▸ **WORK TO DO**: Drop every picture and give the entries back exactly.

## start SOURCE DATA

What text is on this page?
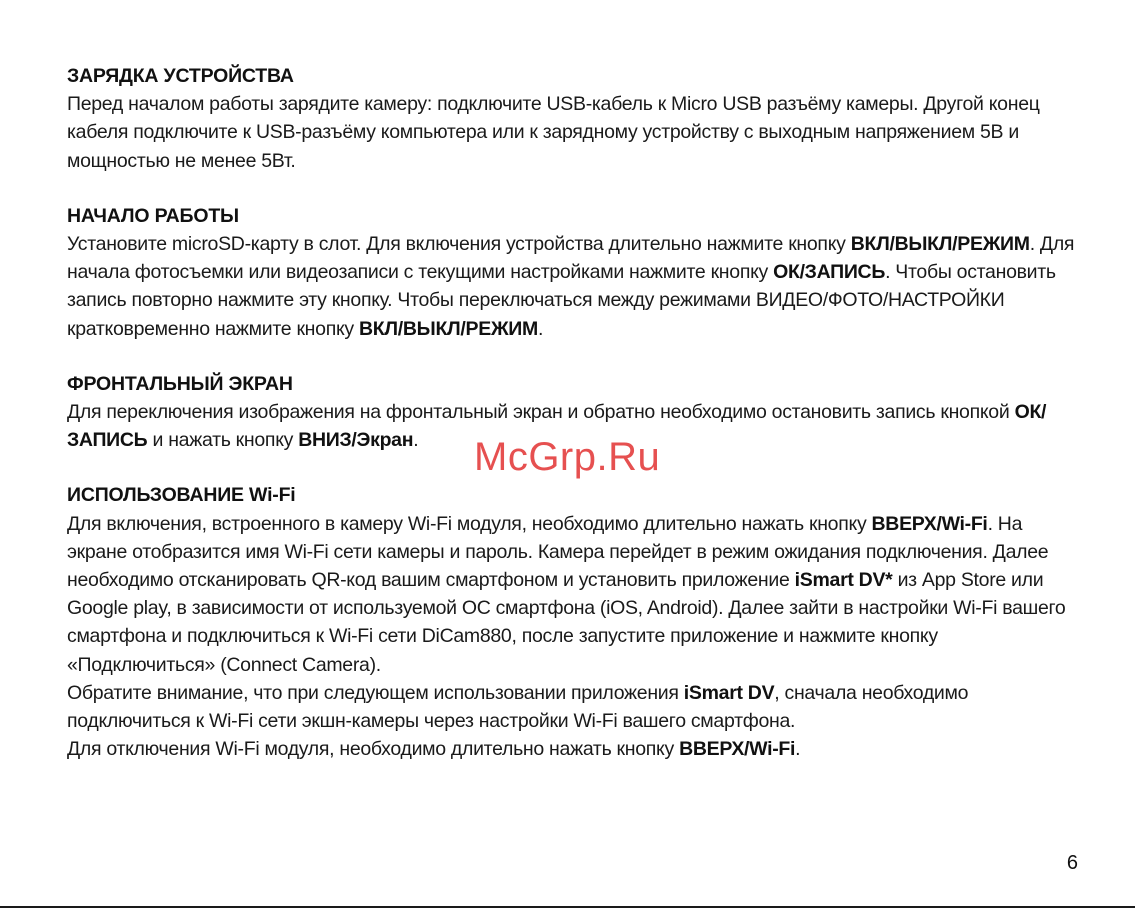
ЗАРЯДКА УСТРОЙСТВА

Перед началом работы зарядите камеру: подключите USB-кабель к Micro USB разъёму камеры. Другой конец кабеля подключите к USB-разъёму компьютера или к зарядному устройству с выходным напряжением 5В и мощностью не менее 5Вт.

НАЧАЛО РАБОТЫ

Установите microSD-карту в слот. Для включения устройства длительно нажмите кнопку ВКЛ/ВЫКЛ/РЕЖИМ. Для начала фотосъемки или видеозаписи с текущими настройками нажмите кнопку ОК/ЗАПИСЬ. Чтобы остановить запись повторно нажмите эту кнопку. Чтобы переключаться между режимами ВИДЕО/ФОТО/НАСТРОЙКИ кратковременно нажмите кнопку ВКЛ/ВЫКЛ/РЕЖИМ.

ФРОНТАЛЬНЫЙ ЭКРАН

Для переключения изображения на фронтальный экран и обратно необходимо остановить запись кнопкой ОК/ЗАПИСЬ и нажать кнопку ВНИЗ/Экран.

ИСПОЛЬЗОВАНИЕ Wi-Fi

Для включения, встроенного в камеру Wi-Fi модуля, необходимо длительно нажать кнопку ВВЕРХ/Wi-Fi. На экране отобразится имя Wi-Fi сети камеры и пароль. Камера перейдет в режим ожидания подключения. Далее необходимо отсканировать QR-код вашим смартфоном и установить приложение iSmart DV* из App Store или Google play, в зависимости от используемой ОС смартфона (iOS, Android). Далее зайти в настройки Wi-Fi вашего смартфона и подключиться к Wi-Fi сети DiCam880, после запустите приложение и нажмите кнопку «Подключиться» (Connect Camera).

Обратите внимание, что при следующем использовании приложения iSmart DV, сначала необходимо подключиться к Wi-Fi сети экшн-камеры через настройки Wi-Fi вашего смартфона.

Для отключения Wi-Fi модуля, необходимо длительно нажать кнопку ВВЕРХ/Wi-Fi.

McGrp.Ru
6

## end SOURCE DATA

▸ **FINISHED ANSWER**:
What text is on this page?
ЗАРЯДКА УСТРОЙСТВА

Перед началом работы зарядите камеру: подключите USB-кабель к Micro USB разъёму камеры. Другой конец кабеля подключите к USB-разъёму компьютера или к зарядному устройству с выходным напряжением 5В и мощностью не менее 5Вт.

НАЧАЛО РАБОТЫ

Установите microSD-карту в слот. Для включения устройства длительно нажмите кнопку ВКЛ/ВЫКЛ/РЕЖИМ. Для начала фотосъемки или видеозаписи с текущими настройками нажмите кнопку ОК/ЗАПИСЬ. Чтобы остановить запись повторно нажмите эту кнопку. Чтобы переключаться между режимами ВИДЕО/ФОТО/НАСТРОЙКИ кратковременно нажмите кнопку ВКЛ/ВЫКЛ/РЕЖИМ.

ФРОНТАЛЬНЫЙ ЭКРАН

Для переключения изображения на фронтальный экран и обратно необходимо остановить запись кнопкой ОК/ЗАПИСЬ и нажать кнопку ВНИЗ/Экран.

ИСПОЛЬЗОВАНИЕ Wi-Fi

Для включения, встроенного в камеру Wi-Fi модуля, необходимо длительно нажать кнопку ВВЕРХ/Wi-Fi. На экране отобразится имя Wi-Fi сети камеры и пароль. Камера перейдет в режим ожидания подключения. Далее необходимо отсканировать QR-код вашим смартфоном и установить приложение iSmart DV* из App Store или Google play, в зависимости от используемой ОС смартфона (iOS, Android). Далее зайти в настройки Wi-Fi вашего смартфона и подключиться к Wi-Fi сети DiCam880, после запустите приложение и нажмите кнопку «Подключиться» (Connect Camera).

Обратите внимание, что при следующем использовании приложения iSmart DV, сначала необходимо подключиться к Wi-Fi сети экшн-камеры через настройки Wi-Fi вашего смартфона.

Для отключения Wi-Fi модуля, необходимо длительно нажать кнопку ВВЕРХ/Wi-Fi.

McGrp.Ru
6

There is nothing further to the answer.